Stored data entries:
** Start **
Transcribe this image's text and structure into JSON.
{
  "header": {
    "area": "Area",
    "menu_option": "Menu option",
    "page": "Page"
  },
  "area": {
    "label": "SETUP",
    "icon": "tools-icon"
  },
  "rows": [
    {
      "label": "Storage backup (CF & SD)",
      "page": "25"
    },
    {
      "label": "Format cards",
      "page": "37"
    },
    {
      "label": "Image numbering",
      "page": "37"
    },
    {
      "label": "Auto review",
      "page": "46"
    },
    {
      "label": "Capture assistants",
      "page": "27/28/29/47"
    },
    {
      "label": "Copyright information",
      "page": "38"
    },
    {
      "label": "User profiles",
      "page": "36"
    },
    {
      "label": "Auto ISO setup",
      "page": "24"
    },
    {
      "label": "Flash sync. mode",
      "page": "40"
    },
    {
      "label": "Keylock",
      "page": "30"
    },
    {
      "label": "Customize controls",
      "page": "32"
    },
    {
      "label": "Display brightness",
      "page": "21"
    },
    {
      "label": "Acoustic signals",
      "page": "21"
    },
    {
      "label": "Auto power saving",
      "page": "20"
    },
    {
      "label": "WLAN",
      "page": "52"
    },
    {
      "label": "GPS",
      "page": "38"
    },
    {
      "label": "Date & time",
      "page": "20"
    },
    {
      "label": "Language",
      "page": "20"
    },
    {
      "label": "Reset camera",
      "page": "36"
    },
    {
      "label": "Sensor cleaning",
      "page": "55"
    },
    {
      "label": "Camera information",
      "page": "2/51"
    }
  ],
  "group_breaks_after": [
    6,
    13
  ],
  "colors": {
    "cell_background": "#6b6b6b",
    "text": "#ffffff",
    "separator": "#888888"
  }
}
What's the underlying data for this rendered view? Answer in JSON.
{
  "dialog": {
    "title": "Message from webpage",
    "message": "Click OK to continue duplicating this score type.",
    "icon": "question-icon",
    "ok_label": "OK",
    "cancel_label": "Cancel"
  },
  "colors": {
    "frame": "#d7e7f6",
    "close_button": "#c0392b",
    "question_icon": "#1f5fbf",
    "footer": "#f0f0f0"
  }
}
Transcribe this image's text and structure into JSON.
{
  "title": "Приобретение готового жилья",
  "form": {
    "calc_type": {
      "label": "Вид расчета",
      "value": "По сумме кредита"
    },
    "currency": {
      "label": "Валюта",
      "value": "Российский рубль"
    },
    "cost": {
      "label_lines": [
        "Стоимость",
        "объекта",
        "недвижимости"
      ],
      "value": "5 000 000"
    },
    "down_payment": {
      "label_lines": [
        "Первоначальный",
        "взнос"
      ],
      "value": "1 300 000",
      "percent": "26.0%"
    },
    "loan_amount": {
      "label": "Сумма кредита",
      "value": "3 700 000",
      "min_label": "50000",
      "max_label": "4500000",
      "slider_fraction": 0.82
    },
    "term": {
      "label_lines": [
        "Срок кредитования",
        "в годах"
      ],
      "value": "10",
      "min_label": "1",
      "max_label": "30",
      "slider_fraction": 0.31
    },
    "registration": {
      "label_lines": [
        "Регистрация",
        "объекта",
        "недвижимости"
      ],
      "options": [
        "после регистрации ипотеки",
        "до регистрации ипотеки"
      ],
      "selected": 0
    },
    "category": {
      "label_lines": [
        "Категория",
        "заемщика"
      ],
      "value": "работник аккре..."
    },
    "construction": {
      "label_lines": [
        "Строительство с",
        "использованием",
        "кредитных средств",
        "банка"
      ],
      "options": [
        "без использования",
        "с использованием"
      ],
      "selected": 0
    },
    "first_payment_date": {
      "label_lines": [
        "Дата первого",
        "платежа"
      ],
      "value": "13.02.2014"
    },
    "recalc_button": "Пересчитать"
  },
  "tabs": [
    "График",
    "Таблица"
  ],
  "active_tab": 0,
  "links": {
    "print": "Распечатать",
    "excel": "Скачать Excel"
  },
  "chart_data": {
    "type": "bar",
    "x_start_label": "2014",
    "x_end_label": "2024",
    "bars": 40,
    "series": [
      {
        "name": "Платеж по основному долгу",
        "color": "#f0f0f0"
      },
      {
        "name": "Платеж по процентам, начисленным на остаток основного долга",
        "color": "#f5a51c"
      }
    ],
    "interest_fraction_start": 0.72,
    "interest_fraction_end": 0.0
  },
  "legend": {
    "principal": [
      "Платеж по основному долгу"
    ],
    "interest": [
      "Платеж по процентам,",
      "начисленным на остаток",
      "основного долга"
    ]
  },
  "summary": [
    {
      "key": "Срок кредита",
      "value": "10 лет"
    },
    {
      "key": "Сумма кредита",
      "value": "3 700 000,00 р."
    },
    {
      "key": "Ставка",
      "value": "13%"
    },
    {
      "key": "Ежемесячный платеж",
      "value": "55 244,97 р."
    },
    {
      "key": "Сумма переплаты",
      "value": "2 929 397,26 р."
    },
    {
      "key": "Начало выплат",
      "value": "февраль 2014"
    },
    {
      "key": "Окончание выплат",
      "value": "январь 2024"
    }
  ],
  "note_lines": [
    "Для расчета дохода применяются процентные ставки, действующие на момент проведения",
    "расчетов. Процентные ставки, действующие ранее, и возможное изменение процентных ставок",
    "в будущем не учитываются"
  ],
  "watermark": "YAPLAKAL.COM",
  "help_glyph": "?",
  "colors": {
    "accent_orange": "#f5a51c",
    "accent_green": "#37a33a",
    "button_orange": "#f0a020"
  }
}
** End **
§ **EXERCISE DETAILS**
Pick each line holding the word "регистрации" out of the data and copy it.

§ **EXPECTED ANSWER**
        "после регистрации ипотеки",
        "до регистрации ипотеки"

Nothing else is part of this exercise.